# Exercise:
Wherever the word "heading" shows up in a line, please copy that line.

# Task material:
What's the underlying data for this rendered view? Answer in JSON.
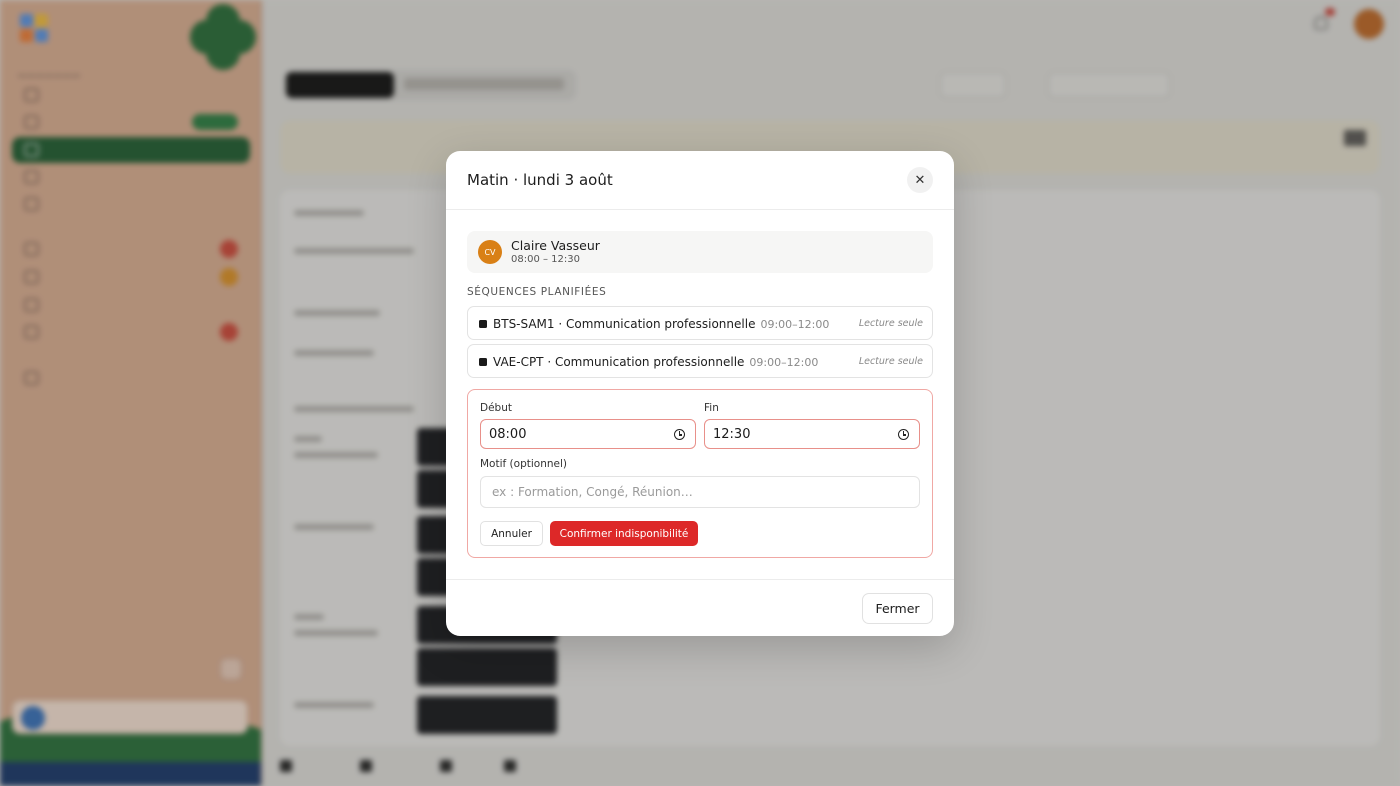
{
  "modal": {
    "title": "Matin · lundi 3 août",
    "close_icon": "close-icon",
    "person": {
      "initials": "CV",
      "name": "Claire Vasseur",
      "time": "08:00 – 12:30"
    },
    "sequences_label": "SÉQUENCES PLANIFIÉES",
    "sequences": [
      {
        "title": "BTS-SAM1 · Communication professionnelle",
        "time": "09:00–12:00",
        "status": "Lecture seule"
      },
      {
        "title": "VAE-CPT · Communication professionnelle",
        "time": "09:00–12:00",
        "status": "Lecture seule"
      }
    ],
    "form": {
      "start_label": "Début",
      "start_value": "08:00",
      "end_label": "Fin",
      "end_value": "12:30",
      "reason_label": "Motif (optionnel)",
      "reason_value": "",
      "reason_placeholder": "ex : Formation, Congé, Réunion…",
      "cancel_label": "Annuler",
      "confirm_label": "Confirmer indisponibilité"
    },
    "footer_close_label": "Fermer"
  },
  "colors": {
    "accent_red": "#dd2828",
    "avatar_orange": "#d98016",
    "sidebar_active": "#245c34"
  }
}
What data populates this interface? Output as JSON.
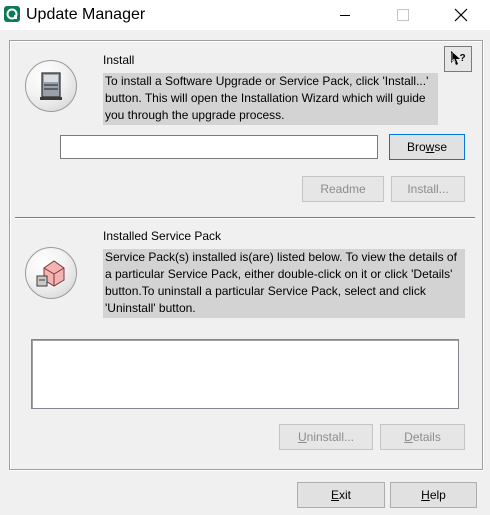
{
  "window": {
    "title": "Update Manager",
    "icon": "app-logo-icon"
  },
  "install": {
    "heading": "Install",
    "description": "To install a Software Upgrade or Service Pack, click 'Install...' button. This will open the Installation Wizard which will guide you through the upgrade process.",
    "path_value": "",
    "browse_pre": "Bro",
    "browse_mnemonic": "w",
    "browse_post": "se",
    "readme_label": "Readme",
    "install_label": "Install..."
  },
  "service_pack": {
    "heading": "Installed Service Pack",
    "description": "Service Pack(s) installed is(are) listed below. To view the details of a particular Service Pack, either double-click on it or click 'Details' button.To uninstall a particular Service Pack, select and click 'Uninstall' button.",
    "items": [],
    "uninstall_mnemonic": "U",
    "uninstall_post": "ninstall...",
    "details_mnemonic": "D",
    "details_post": "etails"
  },
  "footer": {
    "exit_mnemonic": "E",
    "exit_post": "xit",
    "help_mnemonic": "H",
    "help_post": "elp"
  }
}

# Complete answer:
    "heading": "Install",
    "heading": "Installed Service Pack",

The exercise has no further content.